Document passage -
══════════
2.3 Tests and characterization

All sintered bulks were low temperature annealed at 340 ℃ for 1 h before mechanical properties tests and other characterizations. The density of composites was measured by Archimedes method using a precision analytical balance (BS 224B, Sartorius, Germany)while the Brinell Hardness was measured with a load of 250 kg and holding for 15 s (HB-3000, Fangyuan Testing Machine, China). The elastic modulus of composites was measured by impulse excitation of vibration (IET-01, ZhuoSheng Detection Instrument,China) using 3 mm × 4 mm × 36 mm samples. The room temperature tensile strength tests were conducted using a universal electronic mechanical tester (5569,Instron, USA), of which the displacement speed of the clamp is 0.5 mm/min, and the strain was measured using a capacitance extensometer. The surface of the tensile samples (Fig.1) was polished by sandpapers to eliminate wire-cutting marks before testing. A laser particle size analyzer (Masterizer 2000, Marven Panalytical, the UK) was used to measure the size of particles using deionized water as a dispersant. All the tests were repeated at least three times.

Phase analysis was carried out on a diffractometer(X’PERT, Panalytical, Dutch) with Cu Kα radiation and the spectra were collected in the range of 10°-90°(2θ) and a scanning speed of 6°/min. The morphology observation and elemental analyses were conducted on a field emission scanning electron microscope(SUPRA65, ZEISS, Germany) equipped with an energy dispersive spectrometer (EDS, Oxford, the UK).Additionally, metallographic samples were polished with sandpapers and chromium oxide turbid liquid.Further microstructure analysis was conducted on a transmission electron microscope. The sample was manually thinned to less than 40 μm and then etched by an ion beam milling machine (Gatan 695, the USA).
══════════
(Element placement data)

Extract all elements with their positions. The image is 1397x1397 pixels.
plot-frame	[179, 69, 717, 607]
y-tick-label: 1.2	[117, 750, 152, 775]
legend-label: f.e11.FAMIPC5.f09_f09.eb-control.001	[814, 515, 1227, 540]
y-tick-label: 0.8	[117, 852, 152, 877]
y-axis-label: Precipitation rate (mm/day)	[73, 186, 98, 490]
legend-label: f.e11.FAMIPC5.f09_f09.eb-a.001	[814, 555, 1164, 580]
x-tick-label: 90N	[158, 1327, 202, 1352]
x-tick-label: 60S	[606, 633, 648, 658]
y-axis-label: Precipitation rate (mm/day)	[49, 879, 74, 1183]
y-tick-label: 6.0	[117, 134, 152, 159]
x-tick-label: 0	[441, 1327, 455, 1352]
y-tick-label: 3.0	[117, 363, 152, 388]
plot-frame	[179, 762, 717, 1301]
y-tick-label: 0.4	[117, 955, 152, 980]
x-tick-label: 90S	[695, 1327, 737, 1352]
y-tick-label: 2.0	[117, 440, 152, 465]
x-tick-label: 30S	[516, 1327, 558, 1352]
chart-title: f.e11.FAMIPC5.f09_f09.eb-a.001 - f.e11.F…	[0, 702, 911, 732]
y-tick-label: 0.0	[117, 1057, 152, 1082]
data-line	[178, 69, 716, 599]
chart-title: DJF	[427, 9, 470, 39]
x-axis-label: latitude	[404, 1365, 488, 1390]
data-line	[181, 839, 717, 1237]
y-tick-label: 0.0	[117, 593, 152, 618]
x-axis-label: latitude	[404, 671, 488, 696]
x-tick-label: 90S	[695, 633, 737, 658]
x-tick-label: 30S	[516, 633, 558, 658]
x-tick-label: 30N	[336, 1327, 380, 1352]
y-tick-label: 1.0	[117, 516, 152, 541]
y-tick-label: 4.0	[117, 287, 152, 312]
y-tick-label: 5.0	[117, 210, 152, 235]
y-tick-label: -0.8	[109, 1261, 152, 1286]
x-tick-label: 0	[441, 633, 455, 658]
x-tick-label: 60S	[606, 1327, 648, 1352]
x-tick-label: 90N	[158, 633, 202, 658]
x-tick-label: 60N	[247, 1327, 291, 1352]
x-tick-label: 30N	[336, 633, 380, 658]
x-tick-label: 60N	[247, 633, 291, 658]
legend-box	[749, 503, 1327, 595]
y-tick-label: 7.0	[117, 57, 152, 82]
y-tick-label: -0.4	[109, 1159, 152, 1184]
══════════
To-do list -
(A) List every instrument model designation that the testing methods passage gives.
(B) Reproduce the testing methods passage word for word, from "Phase analysis was" up to and including "695, the USA).".
This data has no connection to the testing methods passage.

Exercise solutions -
(A)
BS 224B
HB-3000
IET-01
5569
Masterizer 2000
X’PERT
SUPRA65
Gatan 695

(B)
Phase analysis was carried out on a diffractometer(X’PERT, Panalytical, Dutch) with Cu Kα radiation and the spectra were collected in the range of 10°-90°(2θ) and a scanning speed of 6°/min. The morphology observation and elemental analyses were conducted on a field emission scanning electron microscope(SUPRA65, ZEISS, Germany) equipped with an energy dispersive spectrometer (EDS, Oxford, the UK).Additionally, metallographic samples were polished with sandpapers and chromium oxide turbid liquid.Further microstructure analysis was conducted on a transmission electron microscope. The sample was manually thinned to less than 40 μm and then etched by an ion beam milling machine (Gatan 695, the USA).